Rewrite the material, replacing every "cell-emp-name" with "cell-employee-name" and changing nothing else. Leave the pictures out.
== Recorded data
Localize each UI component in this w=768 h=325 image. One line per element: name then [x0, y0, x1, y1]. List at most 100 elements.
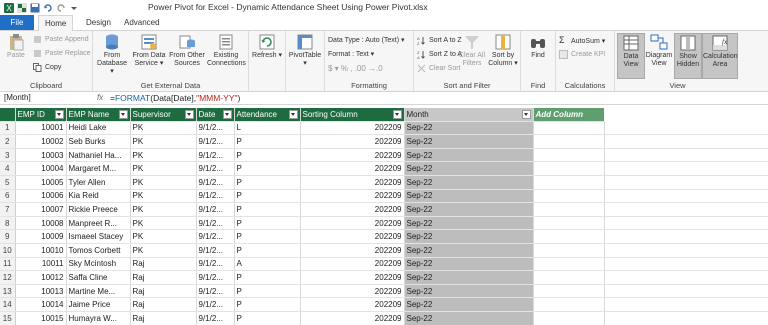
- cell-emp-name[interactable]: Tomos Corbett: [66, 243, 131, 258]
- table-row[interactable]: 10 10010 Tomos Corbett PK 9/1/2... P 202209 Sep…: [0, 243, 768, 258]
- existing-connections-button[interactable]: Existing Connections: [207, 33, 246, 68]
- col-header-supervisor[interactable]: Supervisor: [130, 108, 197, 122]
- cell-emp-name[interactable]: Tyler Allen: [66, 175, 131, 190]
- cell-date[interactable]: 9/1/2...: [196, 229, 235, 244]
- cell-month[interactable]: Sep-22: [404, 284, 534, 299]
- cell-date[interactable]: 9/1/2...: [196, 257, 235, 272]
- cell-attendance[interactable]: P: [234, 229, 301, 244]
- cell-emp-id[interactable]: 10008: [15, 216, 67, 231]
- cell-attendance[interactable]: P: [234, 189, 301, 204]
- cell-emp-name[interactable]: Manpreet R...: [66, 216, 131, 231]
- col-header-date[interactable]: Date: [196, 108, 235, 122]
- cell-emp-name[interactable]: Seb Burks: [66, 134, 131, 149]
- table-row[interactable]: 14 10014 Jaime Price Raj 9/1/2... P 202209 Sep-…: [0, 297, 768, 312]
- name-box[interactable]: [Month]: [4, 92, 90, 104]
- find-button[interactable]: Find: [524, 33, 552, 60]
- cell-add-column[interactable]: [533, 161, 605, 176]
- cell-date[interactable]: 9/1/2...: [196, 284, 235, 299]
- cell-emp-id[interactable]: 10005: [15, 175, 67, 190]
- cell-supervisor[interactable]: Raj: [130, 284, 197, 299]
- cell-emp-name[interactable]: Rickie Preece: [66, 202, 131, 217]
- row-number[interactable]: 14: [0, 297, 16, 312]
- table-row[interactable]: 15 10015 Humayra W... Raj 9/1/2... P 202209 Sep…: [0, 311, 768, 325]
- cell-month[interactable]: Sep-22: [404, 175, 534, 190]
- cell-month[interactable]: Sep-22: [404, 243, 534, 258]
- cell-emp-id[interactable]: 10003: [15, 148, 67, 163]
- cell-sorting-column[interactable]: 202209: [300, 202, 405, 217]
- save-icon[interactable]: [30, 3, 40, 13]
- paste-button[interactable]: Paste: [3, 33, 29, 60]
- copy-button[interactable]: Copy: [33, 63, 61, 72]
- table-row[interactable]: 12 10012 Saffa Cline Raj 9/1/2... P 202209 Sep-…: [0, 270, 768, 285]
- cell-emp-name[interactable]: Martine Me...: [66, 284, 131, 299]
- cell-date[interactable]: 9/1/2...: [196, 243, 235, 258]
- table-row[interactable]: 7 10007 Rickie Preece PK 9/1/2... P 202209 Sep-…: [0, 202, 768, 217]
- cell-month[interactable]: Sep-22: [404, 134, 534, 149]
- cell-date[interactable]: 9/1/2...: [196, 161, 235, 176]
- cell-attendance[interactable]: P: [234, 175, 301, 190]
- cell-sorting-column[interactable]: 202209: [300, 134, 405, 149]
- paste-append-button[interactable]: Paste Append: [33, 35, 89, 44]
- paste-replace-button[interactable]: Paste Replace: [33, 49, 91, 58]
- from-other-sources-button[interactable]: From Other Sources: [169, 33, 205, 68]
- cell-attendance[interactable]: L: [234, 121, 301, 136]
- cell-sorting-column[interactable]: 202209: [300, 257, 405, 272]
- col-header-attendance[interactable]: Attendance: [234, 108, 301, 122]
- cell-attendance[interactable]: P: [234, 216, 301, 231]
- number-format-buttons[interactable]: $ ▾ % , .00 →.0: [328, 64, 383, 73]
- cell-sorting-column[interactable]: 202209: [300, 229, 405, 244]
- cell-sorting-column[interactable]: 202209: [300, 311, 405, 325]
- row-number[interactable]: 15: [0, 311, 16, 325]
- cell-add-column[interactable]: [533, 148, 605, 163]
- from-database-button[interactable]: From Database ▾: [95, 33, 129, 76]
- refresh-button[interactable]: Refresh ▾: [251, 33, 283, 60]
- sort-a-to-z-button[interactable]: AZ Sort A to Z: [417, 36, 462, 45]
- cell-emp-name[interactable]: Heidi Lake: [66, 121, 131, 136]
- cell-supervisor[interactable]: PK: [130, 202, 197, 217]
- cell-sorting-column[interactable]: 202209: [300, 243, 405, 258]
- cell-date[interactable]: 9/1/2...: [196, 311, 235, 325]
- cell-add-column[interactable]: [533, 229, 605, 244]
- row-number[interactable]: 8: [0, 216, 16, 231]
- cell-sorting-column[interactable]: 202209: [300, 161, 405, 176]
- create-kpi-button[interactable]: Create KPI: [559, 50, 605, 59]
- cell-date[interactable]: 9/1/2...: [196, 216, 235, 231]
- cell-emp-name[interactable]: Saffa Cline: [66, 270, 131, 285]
====
Answer for this exercise:
Localize each UI component in this w=768 h=325 image. One line per element: name then [x0, y0, x1, y1]. List at most 100 elements.
- cell-employee-name[interactable]: Tomos Corbett: [66, 243, 131, 258]
- table-row[interactable]: 10 10010 Tomos Corbett PK 9/1/2... P 202209 Sep…: [0, 243, 768, 258]
- existing-connections-button[interactable]: Existing Connections: [207, 33, 246, 68]
- col-header-supervisor[interactable]: Supervisor: [130, 108, 197, 122]
- cell-employee-name[interactable]: Tyler Allen: [66, 175, 131, 190]
- cell-date[interactable]: 9/1/2...: [196, 229, 235, 244]
- cell-month[interactable]: Sep-22: [404, 284, 534, 299]
- cell-date[interactable]: 9/1/2...: [196, 257, 235, 272]
- cell-attendance[interactable]: P: [234, 229, 301, 244]
- cell-emp-id[interactable]: 10008: [15, 216, 67, 231]
- cell-attendance[interactable]: P: [234, 189, 301, 204]
- cell-employee-name[interactable]: Manpreet R...: [66, 216, 131, 231]
- col-header-date[interactable]: Date: [196, 108, 235, 122]
- cell-employee-name[interactable]: Seb Burks: [66, 134, 131, 149]
- table-row[interactable]: 14 10014 Jaime Price Raj 9/1/2... P 202209 Sep-…: [0, 297, 768, 312]
- name-box[interactable]: [Month]: [4, 92, 90, 104]
- find-button[interactable]: Find: [524, 33, 552, 60]
- cell-add-column[interactable]: [533, 161, 605, 176]
- cell-date[interactable]: 9/1/2...: [196, 284, 235, 299]
- cell-emp-id[interactable]: 10005: [15, 175, 67, 190]
- cell-supervisor[interactable]: Raj: [130, 284, 197, 299]
- cell-employee-name[interactable]: Rickie Preece: [66, 202, 131, 217]
- row-number[interactable]: 14: [0, 297, 16, 312]
- table-row[interactable]: 15 10015 Humayra W... Raj 9/1/2... P 202209 Sep…: [0, 311, 768, 325]
- cell-month[interactable]: Sep-22: [404, 175, 534, 190]
- cell-month[interactable]: Sep-22: [404, 243, 534, 258]
- cell-emp-id[interactable]: 10003: [15, 148, 67, 163]
- cell-sorting-column[interactable]: 202209: [300, 202, 405, 217]
- save-icon[interactable]: [30, 3, 40, 13]
- paste-button[interactable]: Paste: [3, 33, 29, 60]
- copy-button[interactable]: Copy: [33, 63, 61, 72]
- table-row[interactable]: 12 10012 Saffa Cline Raj 9/1/2... P 202209 Sep-…: [0, 270, 768, 285]
- cell-employee-name[interactable]: Martine Me...: [66, 284, 131, 299]
- cell-date[interactable]: 9/1/2...: [196, 243, 235, 258]
- table-row[interactable]: 7 10007 Rickie Preece PK 9/1/2... P 202209 Sep-…: [0, 202, 768, 217]
- cell-month[interactable]: Sep-22: [404, 134, 534, 149]
- cell-date[interactable]: 9/1/2...: [196, 161, 235, 176]
- cell-attendance[interactable]: P: [234, 175, 301, 190]
- cell-sorting-column[interactable]: 202209: [300, 134, 405, 149]
- paste-append-button[interactable]: Paste Append: [33, 35, 89, 44]
- paste-replace-button[interactable]: Paste Replace: [33, 49, 91, 58]
- from-other-sources-button[interactable]: From Other Sources: [169, 33, 205, 68]
- cell-attendance[interactable]: L: [234, 121, 301, 136]
- cell-sorting-column[interactable]: 202209: [300, 257, 405, 272]
- col-header-attendance[interactable]: Attendance: [234, 108, 301, 122]
- cell-attendance[interactable]: P: [234, 216, 301, 231]
- number-format-buttons[interactable]: $ ▾ % , .00 →.0: [328, 64, 383, 73]
- cell-sorting-column[interactable]: 202209: [300, 229, 405, 244]
- cell-sorting-column[interactable]: 202209: [300, 311, 405, 325]
- row-number[interactable]: 15: [0, 311, 16, 325]
- cell-add-column[interactable]: [533, 148, 605, 163]
- from-database-button[interactable]: From Database ▾: [95, 33, 129, 76]
- refresh-button[interactable]: Refresh ▾: [251, 33, 283, 60]
- sort-a-to-z-button[interactable]: AZ Sort A to Z: [417, 36, 462, 45]
- cell-employee-name[interactable]: Heidi Lake: [66, 121, 131, 136]
- cell-supervisor[interactable]: PK: [130, 202, 197, 217]
- cell-sorting-column[interactable]: 202209: [300, 243, 405, 258]
- cell-date[interactable]: 9/1/2...: [196, 311, 235, 325]
- cell-add-column[interactable]: [533, 229, 605, 244]
- row-number[interactable]: 8: [0, 216, 16, 231]
- cell-sorting-column[interactable]: 202209: [300, 161, 405, 176]
- create-kpi-button[interactable]: Create KPI: [559, 50, 605, 59]
- cell-date[interactable]: 9/1/2...: [196, 216, 235, 231]
- cell-employee-name[interactable]: Saffa Cline: [66, 270, 131, 285]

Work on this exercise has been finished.